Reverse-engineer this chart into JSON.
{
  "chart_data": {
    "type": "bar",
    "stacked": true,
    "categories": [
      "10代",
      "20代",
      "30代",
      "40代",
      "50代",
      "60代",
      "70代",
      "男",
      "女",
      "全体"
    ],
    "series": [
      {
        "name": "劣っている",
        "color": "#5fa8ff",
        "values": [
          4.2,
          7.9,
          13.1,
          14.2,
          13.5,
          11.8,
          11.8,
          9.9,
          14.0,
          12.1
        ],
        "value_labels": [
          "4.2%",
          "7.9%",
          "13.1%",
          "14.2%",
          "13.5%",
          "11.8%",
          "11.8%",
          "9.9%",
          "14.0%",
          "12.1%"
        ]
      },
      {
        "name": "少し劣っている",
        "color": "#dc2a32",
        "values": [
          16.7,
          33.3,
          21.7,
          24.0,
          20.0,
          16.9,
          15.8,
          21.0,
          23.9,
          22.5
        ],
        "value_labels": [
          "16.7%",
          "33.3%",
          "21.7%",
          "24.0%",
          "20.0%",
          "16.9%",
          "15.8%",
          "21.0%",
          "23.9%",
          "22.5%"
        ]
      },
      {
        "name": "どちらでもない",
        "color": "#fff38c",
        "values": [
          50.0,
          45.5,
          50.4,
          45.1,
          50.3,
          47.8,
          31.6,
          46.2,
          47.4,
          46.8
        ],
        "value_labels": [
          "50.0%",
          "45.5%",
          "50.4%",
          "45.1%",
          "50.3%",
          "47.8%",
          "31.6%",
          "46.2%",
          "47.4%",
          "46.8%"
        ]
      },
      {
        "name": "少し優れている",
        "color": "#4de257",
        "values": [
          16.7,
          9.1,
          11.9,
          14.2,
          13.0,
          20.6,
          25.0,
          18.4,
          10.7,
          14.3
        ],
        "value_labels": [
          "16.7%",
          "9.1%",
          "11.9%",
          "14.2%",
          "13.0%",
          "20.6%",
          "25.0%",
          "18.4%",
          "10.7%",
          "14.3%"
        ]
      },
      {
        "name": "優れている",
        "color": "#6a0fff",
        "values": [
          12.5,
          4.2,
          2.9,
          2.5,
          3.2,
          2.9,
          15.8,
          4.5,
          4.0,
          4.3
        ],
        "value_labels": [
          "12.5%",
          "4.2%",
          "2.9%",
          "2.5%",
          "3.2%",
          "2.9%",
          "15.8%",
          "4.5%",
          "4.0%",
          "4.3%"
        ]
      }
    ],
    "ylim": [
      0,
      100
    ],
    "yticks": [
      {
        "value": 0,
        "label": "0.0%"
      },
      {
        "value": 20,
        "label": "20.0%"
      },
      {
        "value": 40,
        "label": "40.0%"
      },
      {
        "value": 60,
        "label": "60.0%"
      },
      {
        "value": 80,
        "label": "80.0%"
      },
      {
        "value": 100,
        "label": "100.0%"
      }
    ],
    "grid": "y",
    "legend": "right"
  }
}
* * *
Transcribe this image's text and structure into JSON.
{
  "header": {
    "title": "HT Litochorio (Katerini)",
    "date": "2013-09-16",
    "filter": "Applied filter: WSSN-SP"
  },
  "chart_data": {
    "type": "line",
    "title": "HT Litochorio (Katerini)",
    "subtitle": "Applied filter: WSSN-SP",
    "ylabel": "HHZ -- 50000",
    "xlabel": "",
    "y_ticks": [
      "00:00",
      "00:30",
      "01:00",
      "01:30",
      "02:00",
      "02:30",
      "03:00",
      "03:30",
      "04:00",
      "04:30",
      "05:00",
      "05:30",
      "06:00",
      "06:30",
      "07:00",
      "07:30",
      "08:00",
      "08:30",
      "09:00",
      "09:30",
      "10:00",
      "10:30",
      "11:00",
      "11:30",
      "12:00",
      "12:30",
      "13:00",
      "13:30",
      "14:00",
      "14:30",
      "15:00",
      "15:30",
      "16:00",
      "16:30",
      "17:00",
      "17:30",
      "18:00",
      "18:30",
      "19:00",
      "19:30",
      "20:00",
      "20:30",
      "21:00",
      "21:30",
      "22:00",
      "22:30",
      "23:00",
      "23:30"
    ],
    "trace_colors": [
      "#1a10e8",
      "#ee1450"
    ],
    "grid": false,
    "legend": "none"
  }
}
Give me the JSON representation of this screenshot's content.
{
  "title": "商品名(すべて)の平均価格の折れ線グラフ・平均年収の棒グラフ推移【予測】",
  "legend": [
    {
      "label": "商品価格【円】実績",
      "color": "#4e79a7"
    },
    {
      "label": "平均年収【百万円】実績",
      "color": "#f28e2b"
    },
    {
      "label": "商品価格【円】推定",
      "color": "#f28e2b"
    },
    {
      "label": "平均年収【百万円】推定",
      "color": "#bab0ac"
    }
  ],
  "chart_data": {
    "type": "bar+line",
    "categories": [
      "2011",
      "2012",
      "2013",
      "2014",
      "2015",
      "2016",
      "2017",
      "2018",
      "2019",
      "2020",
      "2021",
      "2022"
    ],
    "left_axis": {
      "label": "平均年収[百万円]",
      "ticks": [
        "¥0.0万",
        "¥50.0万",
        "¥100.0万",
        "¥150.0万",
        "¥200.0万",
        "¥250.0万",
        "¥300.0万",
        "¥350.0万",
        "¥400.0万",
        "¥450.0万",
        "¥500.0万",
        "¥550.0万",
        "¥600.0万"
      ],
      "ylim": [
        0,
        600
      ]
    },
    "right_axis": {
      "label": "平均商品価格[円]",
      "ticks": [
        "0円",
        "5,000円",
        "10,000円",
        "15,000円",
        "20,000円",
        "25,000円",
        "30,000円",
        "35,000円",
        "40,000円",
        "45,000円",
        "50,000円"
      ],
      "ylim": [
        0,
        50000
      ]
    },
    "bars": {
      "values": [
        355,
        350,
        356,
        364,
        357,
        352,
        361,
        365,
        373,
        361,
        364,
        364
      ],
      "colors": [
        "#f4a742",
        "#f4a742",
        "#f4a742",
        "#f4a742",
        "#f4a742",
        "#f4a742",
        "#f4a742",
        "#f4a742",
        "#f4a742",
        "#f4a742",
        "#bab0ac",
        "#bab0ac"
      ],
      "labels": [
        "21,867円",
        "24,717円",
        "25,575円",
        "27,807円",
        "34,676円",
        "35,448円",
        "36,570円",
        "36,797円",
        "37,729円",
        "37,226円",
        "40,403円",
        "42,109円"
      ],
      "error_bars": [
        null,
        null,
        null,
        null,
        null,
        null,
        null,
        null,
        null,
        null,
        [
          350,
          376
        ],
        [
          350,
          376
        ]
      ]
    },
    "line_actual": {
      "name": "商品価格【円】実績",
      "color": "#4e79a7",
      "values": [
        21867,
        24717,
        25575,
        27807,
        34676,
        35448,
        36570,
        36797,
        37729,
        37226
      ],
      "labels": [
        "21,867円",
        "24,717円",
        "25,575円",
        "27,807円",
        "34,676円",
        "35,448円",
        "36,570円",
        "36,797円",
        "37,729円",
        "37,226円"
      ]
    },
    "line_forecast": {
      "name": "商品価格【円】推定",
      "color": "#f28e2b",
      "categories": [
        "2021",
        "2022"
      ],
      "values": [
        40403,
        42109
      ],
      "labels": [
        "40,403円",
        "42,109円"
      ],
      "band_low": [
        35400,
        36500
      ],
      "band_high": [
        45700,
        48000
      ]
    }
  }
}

== Exercise aim ==
Among the entries, how many lines include the word "name"? Answer with a single number and nothing further.

== Solution to the problem ==
7